**Your task:** Please transcribe the data below exactly. Leave the pictures out.
****************************************
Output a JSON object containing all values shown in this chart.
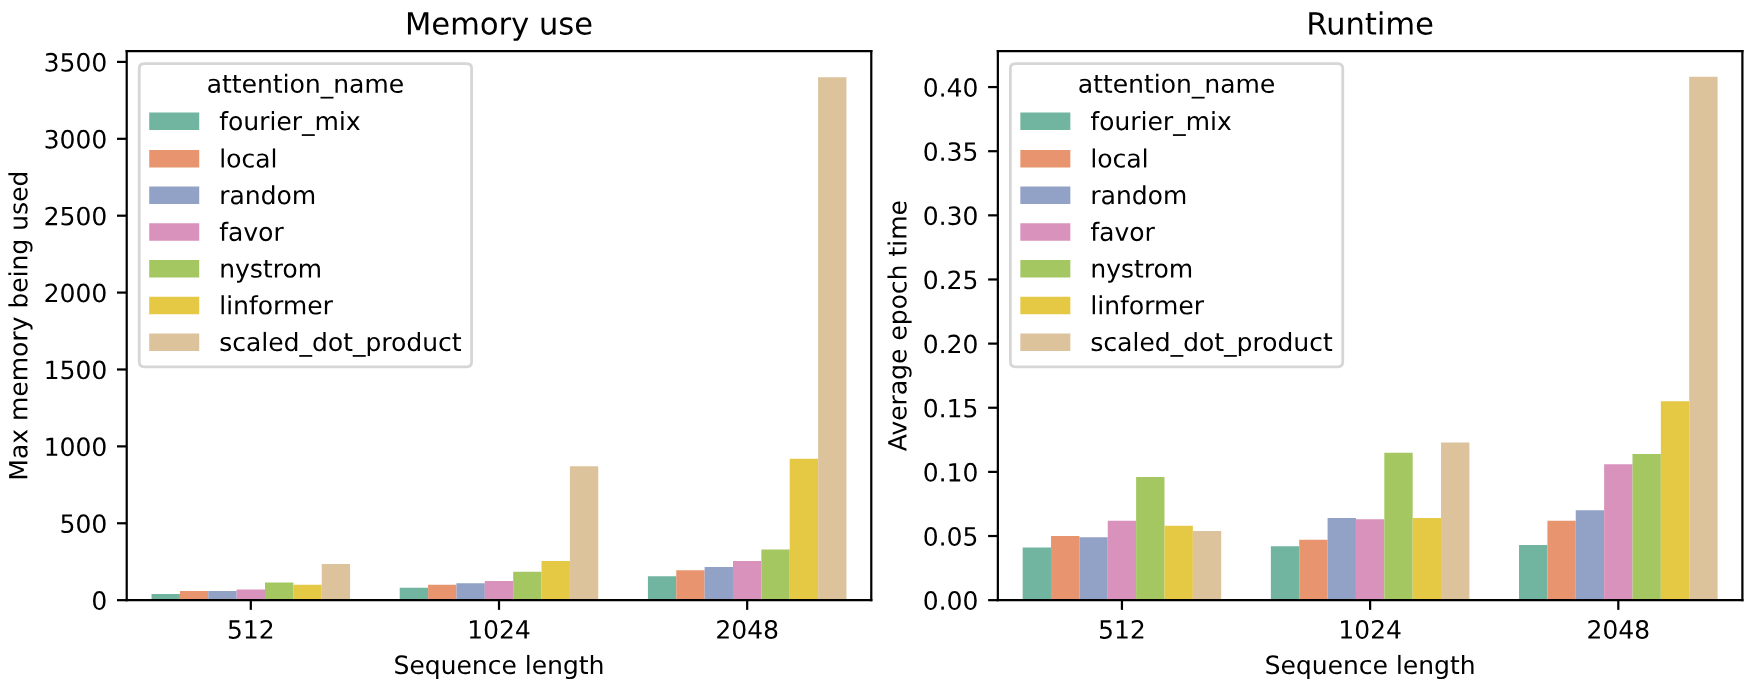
{
  "chart_data": [
    {
      "type": "bar",
      "title": "Memory use",
      "xlabel": "Sequence length",
      "ylabel": "Max memory being used",
      "legend_title": "attention_name",
      "legend": "top left",
      "grid": false,
      "categories": [
        "512",
        "1024",
        "2048"
      ],
      "ylim": [
        0,
        3570
      ],
      "yticks": [
        0,
        500,
        1000,
        1500,
        2000,
        2500,
        3000,
        3500
      ],
      "series": [
        {
          "name": "fourier_mix",
          "color": "#71b4a0",
          "values": [
            40,
            80,
            155
          ]
        },
        {
          "name": "local",
          "color": "#e8956f",
          "values": [
            60,
            100,
            195
          ]
        },
        {
          "name": "random",
          "color": "#92a1c6",
          "values": [
            60,
            110,
            215
          ]
        },
        {
          "name": "favor",
          "color": "#d892bc",
          "values": [
            70,
            125,
            255
          ]
        },
        {
          "name": "nystrom",
          "color": "#a4c762",
          "values": [
            115,
            185,
            330
          ]
        },
        {
          "name": "linformer",
          "color": "#e5c844",
          "values": [
            100,
            255,
            920
          ]
        },
        {
          "name": "scaled_dot_product",
          "color": "#dcc39c",
          "values": [
            235,
            870,
            3400
          ]
        }
      ]
    },
    {
      "type": "bar",
      "title": "Runtime",
      "xlabel": "Sequence length",
      "ylabel": "Average epoch time",
      "legend_title": "attention_name",
      "legend": "top left",
      "grid": false,
      "categories": [
        "512",
        "1024",
        "2048"
      ],
      "ylim": [
        0,
        0.428
      ],
      "yticks": [
        {
          "value": 0,
          "label": "0.00"
        },
        {
          "value": 0.05,
          "label": "0.05"
        },
        {
          "value": 0.1,
          "label": "0.10"
        },
        {
          "value": 0.15,
          "label": "0.15"
        },
        {
          "value": 0.2,
          "label": "0.20"
        },
        {
          "value": 0.25,
          "label": "0.25"
        },
        {
          "value": 0.3,
          "label": "0.30"
        },
        {
          "value": 0.35,
          "label": "0.35"
        },
        {
          "value": 0.4,
          "label": "0.40"
        }
      ],
      "series": [
        {
          "name": "fourier_mix",
          "color": "#71b4a0",
          "values": [
            0.041,
            0.042,
            0.043
          ]
        },
        {
          "name": "local",
          "color": "#e8956f",
          "values": [
            0.05,
            0.047,
            0.062
          ]
        },
        {
          "name": "random",
          "color": "#92a1c6",
          "values": [
            0.049,
            0.064,
            0.07
          ]
        },
        {
          "name": "favor",
          "color": "#d892bc",
          "values": [
            0.062,
            0.063,
            0.106
          ]
        },
        {
          "name": "nystrom",
          "color": "#a4c762",
          "values": [
            0.096,
            0.115,
            0.114
          ]
        },
        {
          "name": "linformer",
          "color": "#e5c844",
          "values": [
            0.058,
            0.064,
            0.155
          ]
        },
        {
          "name": "scaled_dot_product",
          "color": "#dcc39c",
          "values": [
            0.054,
            0.123,
            0.408
          ]
        }
      ]
    }
  ]
}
****************************************
**Output:**
Output a JSON object containing all values shown in this chart.
{
  "chart_data": [
    {
      "type": "bar",
      "title": "Memory use",
      "xlabel": "Sequence length",
      "ylabel": "Max memory being used",
      "legend_title": "attention_name",
      "legend": "top left",
      "grid": false,
      "categories": [
        "512",
        "1024",
        "2048"
      ],
      "ylim": [
        0,
        3570
      ],
      "yticks": [
        0,
        500,
        1000,
        1500,
        2000,
        2500,
        3000,
        3500
      ],
      "series": [
        {
          "name": "fourier_mix",
          "color": "#71b4a0",
          "values": [
            40,
            80,
            155
          ]
        },
        {
          "name": "local",
          "color": "#e8956f",
          "values": [
            60,
            100,
            195
          ]
        },
        {
          "name": "random",
          "color": "#92a1c6",
          "values": [
            60,
            110,
            215
          ]
        },
        {
          "name": "favor",
          "color": "#d892bc",
          "values": [
            70,
            125,
            255
          ]
        },
        {
          "name": "nystrom",
          "color": "#a4c762",
          "values": [
            115,
            185,
            330
          ]
        },
        {
          "name": "linformer",
          "color": "#e5c844",
          "values": [
            100,
            255,
            920
          ]
        },
        {
          "name": "scaled_dot_product",
          "color": "#dcc39c",
          "values": [
            235,
            870,
            3400
          ]
        }
      ]
    },
    {
      "type": "bar",
      "title": "Runtime",
      "xlabel": "Sequence length",
      "ylabel": "Average epoch time",
      "legend_title": "attention_name",
      "legend": "top left",
      "grid": false,
      "categories": [
        "512",
        "1024",
        "2048"
      ],
      "ylim": [
        0,
        0.428
      ],
      "yticks": [
        {
          "value": 0,
          "label": "0.00"
        },
        {
          "value": 0.05,
          "label": "0.05"
        },
        {
          "value": 0.1,
          "label": "0.10"
        },
        {
          "value": 0.15,
          "label": "0.15"
        },
        {
          "value": 0.2,
          "label": "0.20"
        },
        {
          "value": 0.25,
          "label": "0.25"
        },
        {
          "value": 0.3,
          "label": "0.30"
        },
        {
          "value": 0.35,
          "label": "0.35"
        },
        {
          "value": 0.4,
          "label": "0.40"
        }
      ],
      "series": [
        {
          "name": "fourier_mix",
          "color": "#71b4a0",
          "values": [
            0.041,
            0.042,
            0.043
          ]
        },
        {
          "name": "local",
          "color": "#e8956f",
          "values": [
            0.05,
            0.047,
            0.062
          ]
        },
        {
          "name": "random",
          "color": "#92a1c6",
          "values": [
            0.049,
            0.064,
            0.07
          ]
        },
        {
          "name": "favor",
          "color": "#d892bc",
          "values": [
            0.062,
            0.063,
            0.106
          ]
        },
        {
          "name": "nystrom",
          "color": "#a4c762",
          "values": [
            0.096,
            0.115,
            0.114
          ]
        },
        {
          "name": "linformer",
          "color": "#e5c844",
          "values": [
            0.058,
            0.064,
            0.155
          ]
        },
        {
          "name": "scaled_dot_product",
          "color": "#dcc39c",
          "values": [
            0.054,
            0.123,
            0.408
          ]
        }
      ]
    }
  ]
}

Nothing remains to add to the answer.